RECORDS PROVIDED:
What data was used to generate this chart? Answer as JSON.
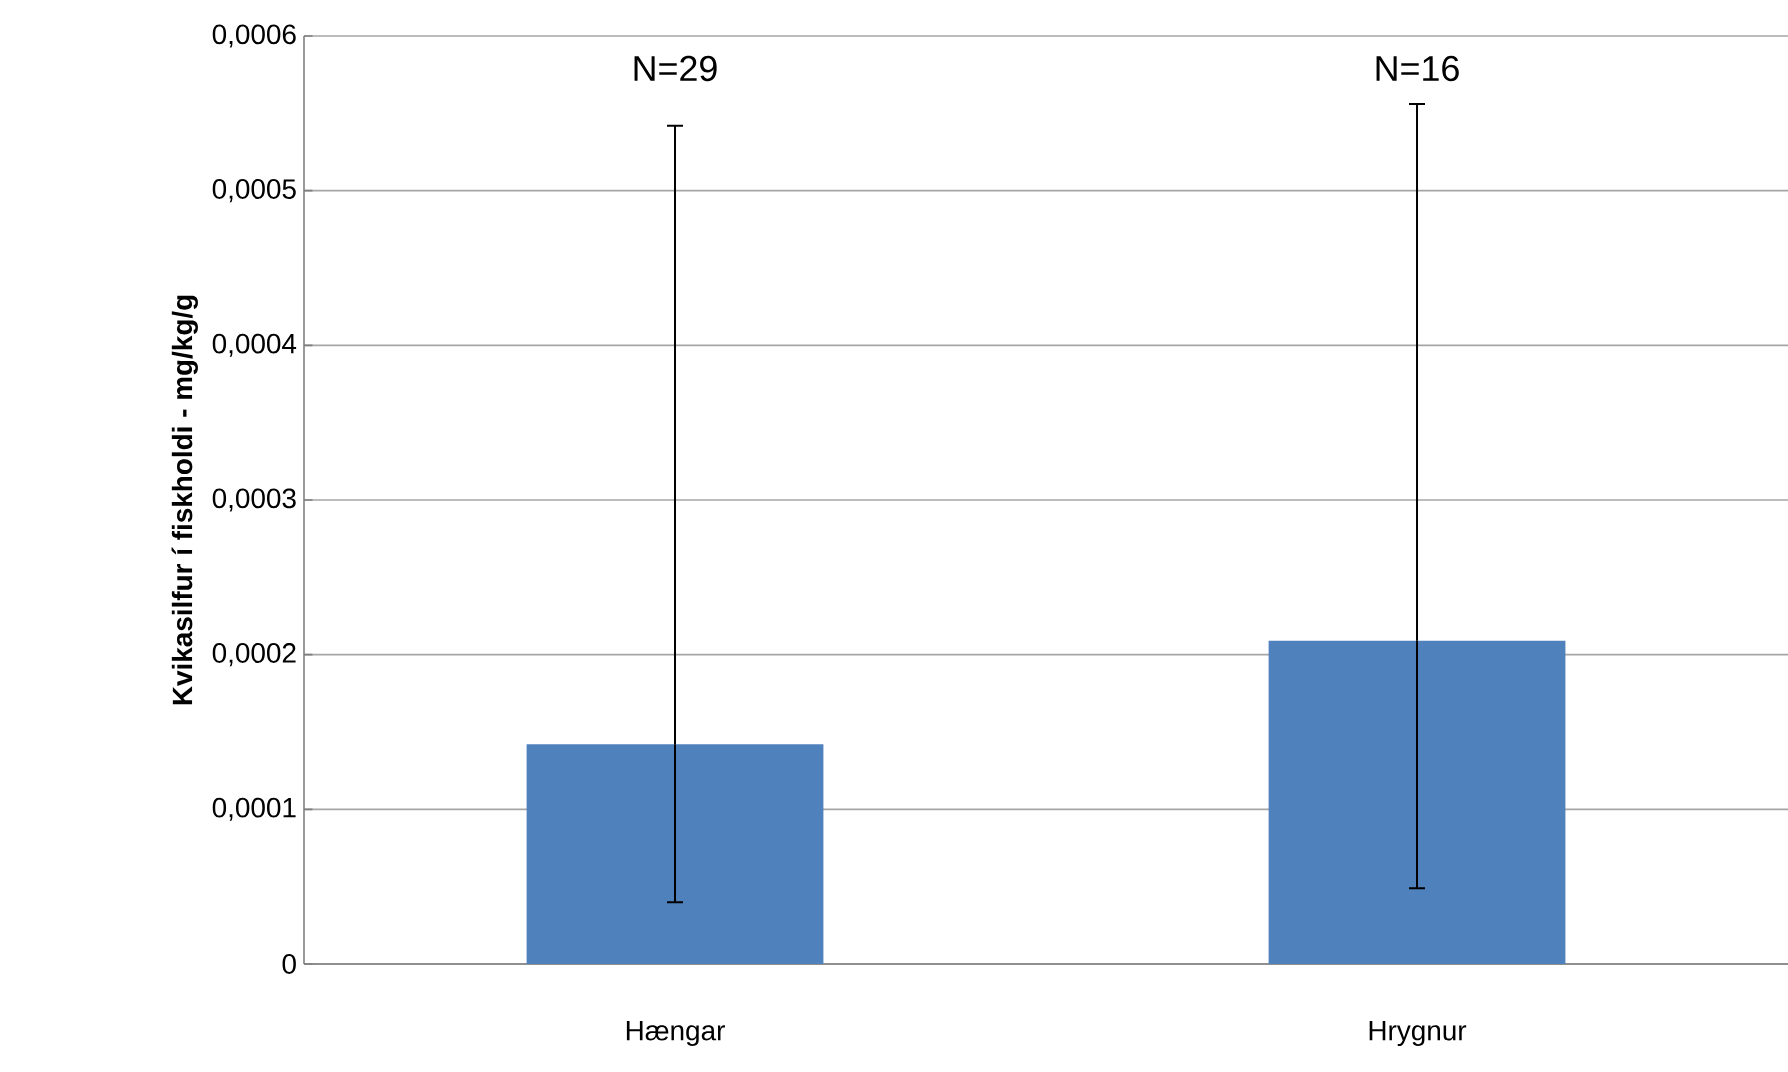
{
  "chart_data": {
    "type": "bar",
    "ylabel": "Kvikasilfur í fiskholdi - mg/kg/g",
    "categories": [
      "Hængar",
      "Hrygnur"
    ],
    "values": [
      0.000142,
      0.000209
    ],
    "errors": [
      [
        4e-05,
        0.000542
      ],
      [
        4.9e-05,
        0.000556
      ]
    ],
    "color": "#4f81bd",
    "ylim": [
      0,
      0.0006
    ],
    "yticks": [
      0,
      {
        "value": 0.0001,
        "label": "0,0001"
      },
      {
        "value": 0.0002,
        "label": "0,0002"
      },
      {
        "value": 0.0003,
        "label": "0,0003"
      },
      {
        "value": 0.0004,
        "label": "0,0004"
      },
      {
        "value": 0.0005,
        "label": "0,0005"
      },
      {
        "value": 0.0006,
        "label": "0,0006"
      }
    ],
    "grid": "y",
    "annotations": [
      "N=29",
      "N=16"
    ]
  }
}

DO THIS: Reproduce every entry word for word, but skip any pictures.

TASK SOLUTION:
What data was used to generate this chart? Answer as JSON.
{
  "chart_data": {
    "type": "bar",
    "ylabel": "Kvikasilfur í fiskholdi - mg/kg/g",
    "categories": [
      "Hængar",
      "Hrygnur"
    ],
    "values": [
      0.000142,
      0.000209
    ],
    "errors": [
      [
        4e-05,
        0.000542
      ],
      [
        4.9e-05,
        0.000556
      ]
    ],
    "color": "#4f81bd",
    "ylim": [
      0,
      0.0006
    ],
    "yticks": [
      0,
      {
        "value": 0.0001,
        "label": "0,0001"
      },
      {
        "value": 0.0002,
        "label": "0,0002"
      },
      {
        "value": 0.0003,
        "label": "0,0003"
      },
      {
        "value": 0.0004,
        "label": "0,0004"
      },
      {
        "value": 0.0005,
        "label": "0,0005"
      },
      {
        "value": 0.0006,
        "label": "0,0006"
      }
    ],
    "grid": "y",
    "annotations": [
      "N=29",
      "N=16"
    ]
  }
}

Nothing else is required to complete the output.